▶ **WHAT YOU WILL DO**
Among the lines listed below, count those that include the string "peut", and state only the count.

▶ **DATA SUPPLIED**

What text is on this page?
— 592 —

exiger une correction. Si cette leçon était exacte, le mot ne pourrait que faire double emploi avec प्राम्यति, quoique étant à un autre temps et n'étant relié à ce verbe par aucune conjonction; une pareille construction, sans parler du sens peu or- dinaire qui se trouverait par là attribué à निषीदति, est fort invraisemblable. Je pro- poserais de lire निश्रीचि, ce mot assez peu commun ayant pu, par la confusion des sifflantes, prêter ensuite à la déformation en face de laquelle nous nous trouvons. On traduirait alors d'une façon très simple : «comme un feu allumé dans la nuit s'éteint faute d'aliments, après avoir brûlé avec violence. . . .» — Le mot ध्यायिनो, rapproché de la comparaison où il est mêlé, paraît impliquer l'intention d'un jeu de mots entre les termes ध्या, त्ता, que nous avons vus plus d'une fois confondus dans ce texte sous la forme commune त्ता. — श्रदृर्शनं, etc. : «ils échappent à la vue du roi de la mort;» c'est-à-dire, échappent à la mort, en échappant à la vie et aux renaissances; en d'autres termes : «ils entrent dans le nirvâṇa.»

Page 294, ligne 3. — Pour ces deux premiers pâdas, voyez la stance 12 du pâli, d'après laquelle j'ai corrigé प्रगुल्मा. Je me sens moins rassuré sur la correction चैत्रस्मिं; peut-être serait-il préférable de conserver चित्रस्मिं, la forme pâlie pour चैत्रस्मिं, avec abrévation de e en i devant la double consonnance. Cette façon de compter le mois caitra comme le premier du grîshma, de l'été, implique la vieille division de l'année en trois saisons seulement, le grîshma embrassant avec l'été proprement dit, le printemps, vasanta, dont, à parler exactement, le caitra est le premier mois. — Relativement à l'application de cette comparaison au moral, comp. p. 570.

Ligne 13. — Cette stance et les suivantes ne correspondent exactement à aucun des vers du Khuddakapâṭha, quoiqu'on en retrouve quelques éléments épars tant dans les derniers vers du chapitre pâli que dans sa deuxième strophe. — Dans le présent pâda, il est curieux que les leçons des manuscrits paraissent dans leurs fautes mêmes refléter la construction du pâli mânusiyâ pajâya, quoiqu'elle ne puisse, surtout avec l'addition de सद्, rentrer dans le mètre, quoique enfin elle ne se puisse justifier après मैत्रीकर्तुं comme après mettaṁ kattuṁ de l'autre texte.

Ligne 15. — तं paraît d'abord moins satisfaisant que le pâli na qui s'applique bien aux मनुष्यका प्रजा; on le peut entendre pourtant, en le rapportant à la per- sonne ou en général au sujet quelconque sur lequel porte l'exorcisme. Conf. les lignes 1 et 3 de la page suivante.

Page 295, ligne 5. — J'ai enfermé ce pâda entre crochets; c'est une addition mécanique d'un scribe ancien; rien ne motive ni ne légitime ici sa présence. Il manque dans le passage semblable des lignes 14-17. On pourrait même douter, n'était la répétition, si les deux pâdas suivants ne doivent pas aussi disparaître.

▶ **ANSWER TO THE PROBLEM**
2